School Library Journal
Gr 5-8-Told by 13-year-old Rosie, this marvelously funny story set in 1893 also paints an accurate picture of a small Illinois farm and of the first World's Fair. The Becketts rarely venture off their farm, except for Granddad, who journeys into town each day on the pretense of running errands. This cantankerous old man, whose antics steal the show, appears to be slightly senile, although he has a soft spot shared grudgingly and a past that he keeps close to his chest. When Aunt Euterpe invites Mama and her children to come to Chicago to see the World's Columbian Exposition, and encloses four train tickets, Mama sees this as the perfect opportunity to put some distance between teenaged Lottie and her unsuitable romantic interest. Apprehensive about leaving the farm, however, Mama asks Granddad to return her ticket by mail. When the train makes an unscheduled stop and he boards, the youngsters realize that their trip will include bumpy rides and stormy weather. Aunt Euterpe, a timid, wealthy widow, soon finds events spinning out of control. With Granddad and his dog leading the way around Chicago, and seven-year-old Buster following closely behind, rollicking adventures ensue. Famous firsts from the Fair are skillfully woven into this wonderful human-interest story, such as the first Ferris wheel and the introduction of hamburgers and postcards. Lillian Russell, Buffalo Bill Cody, Susan B. Anthony, and Scott Joplin are a few of the personages who make brief appearances. Occasional black-and-white photographs give readers a visual glimpse of the place and times.-Kit Vaughan, Midlothian Middle School, VA Copyright 2001 Cahners Business Information.
Child Magazine
A Child Magazine Best Book of 2001 Pick

"It was the last day of our old lives, and we didn't even know it." Thirteen-year-old Rosie Beckett's words prove true when Aunt Euterpe invites her family to the 1893 world fair in Chicago.

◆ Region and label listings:

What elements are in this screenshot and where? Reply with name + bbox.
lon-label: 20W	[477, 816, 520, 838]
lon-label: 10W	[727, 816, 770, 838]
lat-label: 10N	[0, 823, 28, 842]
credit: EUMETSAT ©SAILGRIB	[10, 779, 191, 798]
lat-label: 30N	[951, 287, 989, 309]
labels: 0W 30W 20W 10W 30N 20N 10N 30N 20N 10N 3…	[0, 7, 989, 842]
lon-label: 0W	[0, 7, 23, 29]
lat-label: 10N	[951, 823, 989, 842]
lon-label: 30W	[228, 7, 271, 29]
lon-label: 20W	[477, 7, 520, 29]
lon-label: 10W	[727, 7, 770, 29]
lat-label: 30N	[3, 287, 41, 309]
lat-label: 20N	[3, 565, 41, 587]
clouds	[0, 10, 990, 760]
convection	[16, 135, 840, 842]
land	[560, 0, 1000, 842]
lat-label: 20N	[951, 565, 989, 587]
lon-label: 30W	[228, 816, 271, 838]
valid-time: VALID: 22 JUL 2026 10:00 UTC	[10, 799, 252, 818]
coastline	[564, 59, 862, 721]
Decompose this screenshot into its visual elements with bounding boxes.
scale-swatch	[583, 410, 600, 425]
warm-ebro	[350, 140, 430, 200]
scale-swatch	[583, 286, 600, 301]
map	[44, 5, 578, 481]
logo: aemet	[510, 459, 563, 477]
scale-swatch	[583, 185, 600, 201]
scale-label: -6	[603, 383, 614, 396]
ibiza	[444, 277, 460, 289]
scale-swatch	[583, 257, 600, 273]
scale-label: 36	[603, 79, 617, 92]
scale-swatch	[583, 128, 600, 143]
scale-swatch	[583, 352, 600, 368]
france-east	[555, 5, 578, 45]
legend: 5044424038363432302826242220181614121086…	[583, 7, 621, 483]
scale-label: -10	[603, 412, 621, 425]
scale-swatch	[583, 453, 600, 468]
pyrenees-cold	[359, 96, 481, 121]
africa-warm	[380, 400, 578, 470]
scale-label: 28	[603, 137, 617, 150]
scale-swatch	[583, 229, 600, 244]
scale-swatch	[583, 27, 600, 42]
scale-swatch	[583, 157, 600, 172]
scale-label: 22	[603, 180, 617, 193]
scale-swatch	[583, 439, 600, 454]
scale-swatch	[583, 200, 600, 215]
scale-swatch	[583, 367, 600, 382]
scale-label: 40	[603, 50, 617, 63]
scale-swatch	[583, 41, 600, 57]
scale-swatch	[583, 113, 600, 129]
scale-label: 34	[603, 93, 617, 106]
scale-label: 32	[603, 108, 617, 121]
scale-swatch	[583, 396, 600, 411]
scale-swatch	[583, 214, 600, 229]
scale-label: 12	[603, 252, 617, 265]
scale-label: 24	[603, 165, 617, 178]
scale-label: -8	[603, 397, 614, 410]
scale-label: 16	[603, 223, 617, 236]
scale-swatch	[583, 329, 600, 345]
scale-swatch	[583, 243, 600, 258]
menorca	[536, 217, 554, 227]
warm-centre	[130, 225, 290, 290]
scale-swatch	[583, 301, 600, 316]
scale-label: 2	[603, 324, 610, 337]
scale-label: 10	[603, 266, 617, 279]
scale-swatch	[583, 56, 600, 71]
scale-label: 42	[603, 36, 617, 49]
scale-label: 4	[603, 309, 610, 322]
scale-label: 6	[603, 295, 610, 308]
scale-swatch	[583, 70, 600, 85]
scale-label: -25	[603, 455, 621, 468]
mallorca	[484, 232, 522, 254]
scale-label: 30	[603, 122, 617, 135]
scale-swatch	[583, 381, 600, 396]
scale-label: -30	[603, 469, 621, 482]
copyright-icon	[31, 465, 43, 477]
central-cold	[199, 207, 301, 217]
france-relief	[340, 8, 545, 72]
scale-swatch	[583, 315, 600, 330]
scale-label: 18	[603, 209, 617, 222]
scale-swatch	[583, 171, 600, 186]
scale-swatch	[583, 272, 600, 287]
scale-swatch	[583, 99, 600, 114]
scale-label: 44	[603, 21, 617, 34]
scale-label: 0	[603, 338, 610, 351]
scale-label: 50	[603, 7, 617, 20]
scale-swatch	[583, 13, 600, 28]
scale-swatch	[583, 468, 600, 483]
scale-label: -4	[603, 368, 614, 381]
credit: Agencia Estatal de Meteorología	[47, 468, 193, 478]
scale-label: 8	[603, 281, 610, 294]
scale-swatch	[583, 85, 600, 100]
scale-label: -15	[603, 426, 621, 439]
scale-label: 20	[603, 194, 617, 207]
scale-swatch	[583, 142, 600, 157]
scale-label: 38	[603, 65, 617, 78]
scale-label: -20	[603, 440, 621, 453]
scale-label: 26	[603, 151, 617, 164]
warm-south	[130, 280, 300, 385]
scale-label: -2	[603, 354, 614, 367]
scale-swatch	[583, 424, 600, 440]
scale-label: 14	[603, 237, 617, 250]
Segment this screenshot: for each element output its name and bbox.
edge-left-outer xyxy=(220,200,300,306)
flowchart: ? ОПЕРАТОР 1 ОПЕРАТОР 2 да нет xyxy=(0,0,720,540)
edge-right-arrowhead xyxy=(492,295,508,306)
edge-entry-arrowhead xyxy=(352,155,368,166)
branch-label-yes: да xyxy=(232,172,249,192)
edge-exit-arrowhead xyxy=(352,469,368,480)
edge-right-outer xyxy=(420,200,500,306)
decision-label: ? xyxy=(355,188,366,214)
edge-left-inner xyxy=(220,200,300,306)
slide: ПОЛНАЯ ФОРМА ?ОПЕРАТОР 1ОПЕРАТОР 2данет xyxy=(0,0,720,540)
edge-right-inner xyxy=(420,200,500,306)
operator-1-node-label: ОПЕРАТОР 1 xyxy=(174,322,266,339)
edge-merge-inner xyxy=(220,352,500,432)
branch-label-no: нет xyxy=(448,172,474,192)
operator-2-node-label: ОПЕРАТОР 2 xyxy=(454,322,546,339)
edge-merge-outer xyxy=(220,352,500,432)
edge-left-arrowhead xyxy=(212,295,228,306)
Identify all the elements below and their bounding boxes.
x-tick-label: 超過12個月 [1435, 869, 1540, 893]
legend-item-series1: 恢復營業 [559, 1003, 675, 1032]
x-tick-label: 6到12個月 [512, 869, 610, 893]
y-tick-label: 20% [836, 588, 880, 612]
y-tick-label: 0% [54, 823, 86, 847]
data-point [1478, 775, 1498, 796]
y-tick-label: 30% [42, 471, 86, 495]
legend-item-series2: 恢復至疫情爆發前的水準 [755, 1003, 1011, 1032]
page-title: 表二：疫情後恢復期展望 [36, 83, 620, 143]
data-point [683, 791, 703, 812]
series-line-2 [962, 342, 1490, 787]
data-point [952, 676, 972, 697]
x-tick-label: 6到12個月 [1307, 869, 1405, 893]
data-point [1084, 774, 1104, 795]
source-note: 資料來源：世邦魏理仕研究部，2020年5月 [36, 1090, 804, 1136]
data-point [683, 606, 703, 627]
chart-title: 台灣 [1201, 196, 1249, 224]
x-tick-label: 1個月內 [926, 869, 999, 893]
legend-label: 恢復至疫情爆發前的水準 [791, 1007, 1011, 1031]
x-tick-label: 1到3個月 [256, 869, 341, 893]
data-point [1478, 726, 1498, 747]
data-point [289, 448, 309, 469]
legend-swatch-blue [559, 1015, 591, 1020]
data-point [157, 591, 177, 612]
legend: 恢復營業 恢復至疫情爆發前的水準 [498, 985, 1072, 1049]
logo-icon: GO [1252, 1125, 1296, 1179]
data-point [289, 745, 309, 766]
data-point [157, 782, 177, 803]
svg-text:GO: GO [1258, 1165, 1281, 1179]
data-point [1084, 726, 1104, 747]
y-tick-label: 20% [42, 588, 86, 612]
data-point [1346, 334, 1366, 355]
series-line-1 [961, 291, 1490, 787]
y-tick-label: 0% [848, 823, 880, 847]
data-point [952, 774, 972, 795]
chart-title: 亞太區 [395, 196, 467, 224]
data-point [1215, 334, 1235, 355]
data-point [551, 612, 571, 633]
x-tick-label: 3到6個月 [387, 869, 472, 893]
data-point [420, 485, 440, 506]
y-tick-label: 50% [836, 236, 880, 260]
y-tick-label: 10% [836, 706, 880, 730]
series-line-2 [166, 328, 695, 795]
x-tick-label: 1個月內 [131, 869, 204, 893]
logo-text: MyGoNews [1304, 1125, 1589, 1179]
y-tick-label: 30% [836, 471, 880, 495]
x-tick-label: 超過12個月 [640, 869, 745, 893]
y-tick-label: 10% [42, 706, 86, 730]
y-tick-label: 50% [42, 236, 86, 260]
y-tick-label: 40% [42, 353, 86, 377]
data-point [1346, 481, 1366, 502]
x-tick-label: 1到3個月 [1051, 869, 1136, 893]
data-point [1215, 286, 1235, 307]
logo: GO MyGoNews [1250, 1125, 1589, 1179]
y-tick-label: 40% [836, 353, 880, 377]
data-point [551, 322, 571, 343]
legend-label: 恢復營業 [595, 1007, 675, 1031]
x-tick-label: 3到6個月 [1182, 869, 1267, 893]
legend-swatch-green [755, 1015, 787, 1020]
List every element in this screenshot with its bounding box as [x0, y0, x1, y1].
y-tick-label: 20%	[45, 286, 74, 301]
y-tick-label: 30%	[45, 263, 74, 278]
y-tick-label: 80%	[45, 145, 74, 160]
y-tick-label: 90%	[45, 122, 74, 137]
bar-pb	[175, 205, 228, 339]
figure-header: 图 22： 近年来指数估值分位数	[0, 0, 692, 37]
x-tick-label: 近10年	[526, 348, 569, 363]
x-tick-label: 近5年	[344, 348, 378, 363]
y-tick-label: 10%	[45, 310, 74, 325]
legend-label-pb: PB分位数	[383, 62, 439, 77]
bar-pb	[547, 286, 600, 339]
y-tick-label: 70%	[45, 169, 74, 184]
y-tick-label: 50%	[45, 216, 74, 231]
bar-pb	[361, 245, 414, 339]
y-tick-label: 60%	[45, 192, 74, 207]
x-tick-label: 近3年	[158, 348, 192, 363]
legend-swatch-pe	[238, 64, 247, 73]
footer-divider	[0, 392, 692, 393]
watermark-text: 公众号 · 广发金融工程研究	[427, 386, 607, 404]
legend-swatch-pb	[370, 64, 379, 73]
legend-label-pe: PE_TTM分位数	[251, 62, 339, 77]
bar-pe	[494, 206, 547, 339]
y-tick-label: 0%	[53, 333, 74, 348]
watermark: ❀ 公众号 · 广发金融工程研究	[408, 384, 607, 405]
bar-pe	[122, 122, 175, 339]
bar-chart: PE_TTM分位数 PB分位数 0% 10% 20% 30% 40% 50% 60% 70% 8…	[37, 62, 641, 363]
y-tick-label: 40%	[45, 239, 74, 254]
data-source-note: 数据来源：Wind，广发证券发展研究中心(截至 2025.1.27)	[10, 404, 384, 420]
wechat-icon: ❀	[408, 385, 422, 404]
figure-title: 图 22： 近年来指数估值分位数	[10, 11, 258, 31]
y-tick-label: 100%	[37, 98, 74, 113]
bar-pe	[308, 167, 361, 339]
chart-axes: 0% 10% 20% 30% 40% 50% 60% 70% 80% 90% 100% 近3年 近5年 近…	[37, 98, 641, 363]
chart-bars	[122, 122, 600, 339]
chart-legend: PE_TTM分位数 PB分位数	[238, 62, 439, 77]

◆ What is needed: Extend the book reviews about the 1893 Chicago World's Fair story beyond the last sentence given, keeping the same voice.

◆ Expected answer:
Kirkus Reviews
Into the quiet, routinized farm life of 14-year-old Rosie, older sister Lottie, and younger brother Buster comes a letter from Aunt Euterpe in Chicago, inviting them to the 1893 World's Fair. What ensues is a comic romp as the siblings and their scoundrelly Granddad descend on the World's Fair, going from the pavilions of the White City to the Midway (in Aunt Euterpe's words, "a sinkhole of corruption"). The story has a split personality of sorts: at the start, it shows every sign of being a coming-of-ager, with Rosie and Lottie both poised to advance into womanhood. When the party arrives in Chicago, however, the oversized character of Granddad hijacks the narrative. The plot devolves into a sitcom-the major players being the happily unrefined Granddad and Aunt Euterpe (a wannabe member of the gentry who is in perpetual mourning for her dead husband), and, of course, the World's Fair itself. When he restrains himself, Peck (A Year Down Yonder, 2000, etc.) is a master of evocative prose ("White electricity had lit the world and erased the stars . . . It was Greece and Rome again, and every column and curlicue lit by an incandescent bulb"). And if he goes over the top (both Buffalo Bill and Lillian Russell make wildly unlikely cameo appearances), he does it here with a contagious sense of exuberance. Not up to its promise, but good fun nonetheless. (Fiction. 10-14)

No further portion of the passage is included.